(Dataset items)
+++

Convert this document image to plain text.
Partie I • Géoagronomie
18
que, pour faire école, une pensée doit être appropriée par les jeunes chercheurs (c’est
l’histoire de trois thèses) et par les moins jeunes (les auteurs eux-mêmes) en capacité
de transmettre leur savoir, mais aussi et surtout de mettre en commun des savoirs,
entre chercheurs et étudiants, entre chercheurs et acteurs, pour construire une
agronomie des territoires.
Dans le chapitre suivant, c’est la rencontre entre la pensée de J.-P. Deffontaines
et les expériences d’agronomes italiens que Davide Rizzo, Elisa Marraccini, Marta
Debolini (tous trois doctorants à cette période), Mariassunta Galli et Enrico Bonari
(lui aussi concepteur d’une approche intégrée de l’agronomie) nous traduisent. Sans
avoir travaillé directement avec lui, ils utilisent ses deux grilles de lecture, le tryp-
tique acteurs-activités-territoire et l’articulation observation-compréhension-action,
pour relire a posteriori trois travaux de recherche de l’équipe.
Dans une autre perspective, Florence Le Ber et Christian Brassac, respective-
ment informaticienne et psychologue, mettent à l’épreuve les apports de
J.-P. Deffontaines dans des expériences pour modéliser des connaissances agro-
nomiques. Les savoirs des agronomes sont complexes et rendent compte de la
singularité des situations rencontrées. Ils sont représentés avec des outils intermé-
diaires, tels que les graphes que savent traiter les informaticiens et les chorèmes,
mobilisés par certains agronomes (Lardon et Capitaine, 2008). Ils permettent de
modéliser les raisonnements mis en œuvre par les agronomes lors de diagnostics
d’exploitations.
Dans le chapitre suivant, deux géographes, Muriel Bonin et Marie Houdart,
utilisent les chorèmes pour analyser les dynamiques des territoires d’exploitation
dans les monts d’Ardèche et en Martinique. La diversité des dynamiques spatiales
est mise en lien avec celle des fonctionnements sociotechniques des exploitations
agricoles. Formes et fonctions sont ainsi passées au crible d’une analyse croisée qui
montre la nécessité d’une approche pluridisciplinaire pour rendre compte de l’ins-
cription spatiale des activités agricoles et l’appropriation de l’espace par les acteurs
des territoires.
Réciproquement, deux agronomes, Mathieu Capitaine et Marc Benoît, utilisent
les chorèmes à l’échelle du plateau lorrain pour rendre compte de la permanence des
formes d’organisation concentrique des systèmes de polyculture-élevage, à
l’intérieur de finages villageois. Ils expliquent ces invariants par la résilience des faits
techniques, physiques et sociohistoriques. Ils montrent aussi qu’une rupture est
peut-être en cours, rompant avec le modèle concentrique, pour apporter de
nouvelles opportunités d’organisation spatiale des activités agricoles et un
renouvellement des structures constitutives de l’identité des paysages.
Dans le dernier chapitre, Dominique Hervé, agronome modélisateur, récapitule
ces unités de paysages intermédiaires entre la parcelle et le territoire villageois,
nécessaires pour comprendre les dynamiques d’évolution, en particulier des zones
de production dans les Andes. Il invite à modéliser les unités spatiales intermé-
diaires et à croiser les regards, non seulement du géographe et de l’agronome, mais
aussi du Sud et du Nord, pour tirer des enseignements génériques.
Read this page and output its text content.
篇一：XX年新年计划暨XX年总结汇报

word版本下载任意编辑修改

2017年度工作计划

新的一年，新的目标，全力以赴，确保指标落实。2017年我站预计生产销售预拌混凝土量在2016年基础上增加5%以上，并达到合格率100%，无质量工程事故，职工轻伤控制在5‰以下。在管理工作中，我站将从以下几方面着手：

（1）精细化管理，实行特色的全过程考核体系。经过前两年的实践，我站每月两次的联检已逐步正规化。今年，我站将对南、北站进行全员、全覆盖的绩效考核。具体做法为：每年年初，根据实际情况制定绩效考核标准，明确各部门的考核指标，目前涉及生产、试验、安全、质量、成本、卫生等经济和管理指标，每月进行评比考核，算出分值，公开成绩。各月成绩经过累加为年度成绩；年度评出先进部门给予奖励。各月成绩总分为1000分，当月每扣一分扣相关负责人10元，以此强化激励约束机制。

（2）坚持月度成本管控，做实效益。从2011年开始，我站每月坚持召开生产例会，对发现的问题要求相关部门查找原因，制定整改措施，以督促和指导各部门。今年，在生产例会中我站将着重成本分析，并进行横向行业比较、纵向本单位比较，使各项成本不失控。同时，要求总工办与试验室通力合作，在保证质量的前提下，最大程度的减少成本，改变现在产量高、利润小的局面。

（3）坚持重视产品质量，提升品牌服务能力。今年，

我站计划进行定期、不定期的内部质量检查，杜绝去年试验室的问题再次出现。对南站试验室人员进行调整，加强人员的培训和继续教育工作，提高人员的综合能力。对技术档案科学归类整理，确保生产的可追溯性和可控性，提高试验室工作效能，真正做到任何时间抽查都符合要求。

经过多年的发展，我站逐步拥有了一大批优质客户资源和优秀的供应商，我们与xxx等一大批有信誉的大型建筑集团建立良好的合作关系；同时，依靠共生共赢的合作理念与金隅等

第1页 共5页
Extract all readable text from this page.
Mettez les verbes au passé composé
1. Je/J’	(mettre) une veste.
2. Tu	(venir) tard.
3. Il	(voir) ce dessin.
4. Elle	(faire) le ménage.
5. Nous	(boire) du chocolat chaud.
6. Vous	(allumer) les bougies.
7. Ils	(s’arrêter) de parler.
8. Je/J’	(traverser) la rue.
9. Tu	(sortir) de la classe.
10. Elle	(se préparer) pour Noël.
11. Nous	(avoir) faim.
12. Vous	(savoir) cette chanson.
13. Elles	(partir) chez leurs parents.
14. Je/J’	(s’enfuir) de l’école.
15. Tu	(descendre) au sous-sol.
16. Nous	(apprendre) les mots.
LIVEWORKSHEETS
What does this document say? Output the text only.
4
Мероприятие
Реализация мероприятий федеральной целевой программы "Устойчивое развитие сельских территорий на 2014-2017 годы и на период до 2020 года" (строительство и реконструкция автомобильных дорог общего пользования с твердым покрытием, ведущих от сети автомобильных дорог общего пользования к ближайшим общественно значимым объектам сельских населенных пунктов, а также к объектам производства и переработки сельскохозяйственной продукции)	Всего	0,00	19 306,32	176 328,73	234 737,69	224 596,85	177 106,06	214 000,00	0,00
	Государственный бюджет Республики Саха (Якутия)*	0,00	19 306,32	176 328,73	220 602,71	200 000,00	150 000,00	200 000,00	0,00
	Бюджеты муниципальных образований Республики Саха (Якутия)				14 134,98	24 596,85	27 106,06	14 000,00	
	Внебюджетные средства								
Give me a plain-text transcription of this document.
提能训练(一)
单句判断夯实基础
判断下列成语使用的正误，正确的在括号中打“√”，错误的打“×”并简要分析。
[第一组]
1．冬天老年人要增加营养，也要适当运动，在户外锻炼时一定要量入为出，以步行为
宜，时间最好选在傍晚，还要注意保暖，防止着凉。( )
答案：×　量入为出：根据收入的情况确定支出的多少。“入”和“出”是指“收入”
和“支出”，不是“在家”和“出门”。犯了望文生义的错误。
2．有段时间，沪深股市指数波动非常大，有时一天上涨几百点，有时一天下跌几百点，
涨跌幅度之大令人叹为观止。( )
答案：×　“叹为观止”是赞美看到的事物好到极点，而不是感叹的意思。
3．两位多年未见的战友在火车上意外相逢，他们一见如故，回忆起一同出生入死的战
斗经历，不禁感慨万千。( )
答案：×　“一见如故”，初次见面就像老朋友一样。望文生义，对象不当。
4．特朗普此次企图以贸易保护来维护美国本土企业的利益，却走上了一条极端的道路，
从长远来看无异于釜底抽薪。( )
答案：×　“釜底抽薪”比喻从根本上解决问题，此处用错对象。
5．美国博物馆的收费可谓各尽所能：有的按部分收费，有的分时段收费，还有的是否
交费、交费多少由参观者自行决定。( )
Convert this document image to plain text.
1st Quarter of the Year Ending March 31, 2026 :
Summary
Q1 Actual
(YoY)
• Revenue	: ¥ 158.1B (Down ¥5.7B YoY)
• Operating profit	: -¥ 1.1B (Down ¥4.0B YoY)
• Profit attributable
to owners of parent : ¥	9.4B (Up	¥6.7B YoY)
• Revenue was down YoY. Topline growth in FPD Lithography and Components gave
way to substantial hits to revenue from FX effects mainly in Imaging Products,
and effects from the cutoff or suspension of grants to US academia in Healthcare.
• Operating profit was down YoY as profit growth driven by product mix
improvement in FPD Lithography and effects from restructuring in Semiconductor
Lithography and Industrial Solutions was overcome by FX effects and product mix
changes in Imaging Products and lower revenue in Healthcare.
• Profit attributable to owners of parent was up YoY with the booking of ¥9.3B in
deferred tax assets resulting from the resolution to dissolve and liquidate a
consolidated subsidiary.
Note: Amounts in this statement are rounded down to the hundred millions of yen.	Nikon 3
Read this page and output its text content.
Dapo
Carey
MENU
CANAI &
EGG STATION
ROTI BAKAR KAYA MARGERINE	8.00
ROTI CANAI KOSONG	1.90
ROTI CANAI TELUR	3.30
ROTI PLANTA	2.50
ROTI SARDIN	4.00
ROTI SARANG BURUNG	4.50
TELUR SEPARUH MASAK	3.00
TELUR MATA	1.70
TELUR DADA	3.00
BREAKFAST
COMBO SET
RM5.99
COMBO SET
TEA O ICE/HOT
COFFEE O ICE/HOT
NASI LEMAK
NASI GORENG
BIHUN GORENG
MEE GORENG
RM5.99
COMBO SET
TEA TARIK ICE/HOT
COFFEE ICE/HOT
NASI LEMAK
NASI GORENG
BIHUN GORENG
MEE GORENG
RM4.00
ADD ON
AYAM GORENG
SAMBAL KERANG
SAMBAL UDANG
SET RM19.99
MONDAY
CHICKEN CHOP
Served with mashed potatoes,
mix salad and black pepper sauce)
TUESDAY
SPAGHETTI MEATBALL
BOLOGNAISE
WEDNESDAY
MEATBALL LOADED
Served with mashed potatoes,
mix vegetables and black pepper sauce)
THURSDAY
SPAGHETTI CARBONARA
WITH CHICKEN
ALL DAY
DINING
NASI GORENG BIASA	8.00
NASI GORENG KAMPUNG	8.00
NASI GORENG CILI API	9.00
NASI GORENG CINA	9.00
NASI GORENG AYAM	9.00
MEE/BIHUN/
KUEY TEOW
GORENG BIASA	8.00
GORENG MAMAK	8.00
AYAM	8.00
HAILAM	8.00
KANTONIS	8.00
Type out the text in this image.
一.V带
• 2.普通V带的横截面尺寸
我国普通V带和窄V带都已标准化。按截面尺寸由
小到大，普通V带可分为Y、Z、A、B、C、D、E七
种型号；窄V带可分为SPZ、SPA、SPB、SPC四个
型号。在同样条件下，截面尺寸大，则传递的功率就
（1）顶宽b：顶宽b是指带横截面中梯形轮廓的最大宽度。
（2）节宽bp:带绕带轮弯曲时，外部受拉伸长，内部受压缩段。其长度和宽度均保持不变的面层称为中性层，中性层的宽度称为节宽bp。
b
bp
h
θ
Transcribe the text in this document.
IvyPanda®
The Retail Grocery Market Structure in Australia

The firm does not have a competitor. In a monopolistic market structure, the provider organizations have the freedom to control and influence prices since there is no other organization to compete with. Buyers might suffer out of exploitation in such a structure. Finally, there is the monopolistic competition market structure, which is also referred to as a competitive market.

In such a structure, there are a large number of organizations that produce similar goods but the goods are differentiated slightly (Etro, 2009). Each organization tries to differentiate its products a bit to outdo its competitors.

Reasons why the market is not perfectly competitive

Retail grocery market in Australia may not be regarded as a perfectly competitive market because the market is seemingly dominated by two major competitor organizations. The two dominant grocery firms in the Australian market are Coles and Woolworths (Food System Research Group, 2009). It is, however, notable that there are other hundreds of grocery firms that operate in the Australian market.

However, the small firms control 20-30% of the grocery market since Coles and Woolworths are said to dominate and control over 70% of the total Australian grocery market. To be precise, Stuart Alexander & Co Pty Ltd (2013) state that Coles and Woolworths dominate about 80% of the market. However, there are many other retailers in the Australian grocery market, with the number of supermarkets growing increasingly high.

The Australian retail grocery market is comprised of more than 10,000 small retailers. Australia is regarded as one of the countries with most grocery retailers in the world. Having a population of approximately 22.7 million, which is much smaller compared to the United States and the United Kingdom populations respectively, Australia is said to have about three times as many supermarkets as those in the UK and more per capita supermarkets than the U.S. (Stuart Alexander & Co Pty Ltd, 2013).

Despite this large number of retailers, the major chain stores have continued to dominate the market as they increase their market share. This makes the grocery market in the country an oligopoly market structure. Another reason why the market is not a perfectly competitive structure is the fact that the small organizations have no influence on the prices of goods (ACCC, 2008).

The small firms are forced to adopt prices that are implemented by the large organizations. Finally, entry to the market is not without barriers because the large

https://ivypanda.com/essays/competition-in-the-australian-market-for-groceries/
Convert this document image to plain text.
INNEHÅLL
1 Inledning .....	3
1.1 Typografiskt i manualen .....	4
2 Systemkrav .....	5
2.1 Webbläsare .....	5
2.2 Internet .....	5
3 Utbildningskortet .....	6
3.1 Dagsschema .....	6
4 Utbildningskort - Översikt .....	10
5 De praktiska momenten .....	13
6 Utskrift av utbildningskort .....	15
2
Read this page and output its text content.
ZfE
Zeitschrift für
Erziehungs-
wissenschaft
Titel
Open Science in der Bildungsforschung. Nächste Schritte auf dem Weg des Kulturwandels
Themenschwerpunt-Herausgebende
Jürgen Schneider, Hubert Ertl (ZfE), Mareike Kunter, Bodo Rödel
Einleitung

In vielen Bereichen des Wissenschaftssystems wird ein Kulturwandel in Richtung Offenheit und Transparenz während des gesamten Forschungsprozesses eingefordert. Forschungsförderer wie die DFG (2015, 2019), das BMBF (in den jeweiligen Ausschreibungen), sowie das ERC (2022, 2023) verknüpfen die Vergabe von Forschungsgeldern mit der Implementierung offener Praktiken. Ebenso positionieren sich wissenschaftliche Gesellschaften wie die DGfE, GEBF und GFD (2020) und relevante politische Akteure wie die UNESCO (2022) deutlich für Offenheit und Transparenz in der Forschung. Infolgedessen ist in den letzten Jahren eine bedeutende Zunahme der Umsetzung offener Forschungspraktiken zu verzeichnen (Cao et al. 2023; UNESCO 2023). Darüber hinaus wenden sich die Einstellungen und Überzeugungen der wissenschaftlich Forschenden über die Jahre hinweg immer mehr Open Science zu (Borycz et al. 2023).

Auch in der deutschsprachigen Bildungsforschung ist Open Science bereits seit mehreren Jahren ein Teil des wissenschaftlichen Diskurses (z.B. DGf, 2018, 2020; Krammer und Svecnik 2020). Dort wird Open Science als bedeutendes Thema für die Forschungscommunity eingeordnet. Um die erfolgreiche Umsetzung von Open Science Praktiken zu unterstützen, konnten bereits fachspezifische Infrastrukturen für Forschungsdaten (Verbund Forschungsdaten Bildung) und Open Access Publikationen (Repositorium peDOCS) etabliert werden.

+++

Given problem - Go through the listing above and return every line where the word "approche" occurs.

Exercise response -
(lui aussi concepteur d’une approche intégrée de l’agronomie) nous traduisent. Sans
montre la nécessité d’une approche pluridisciplinaire pour rendre compte de l’ins-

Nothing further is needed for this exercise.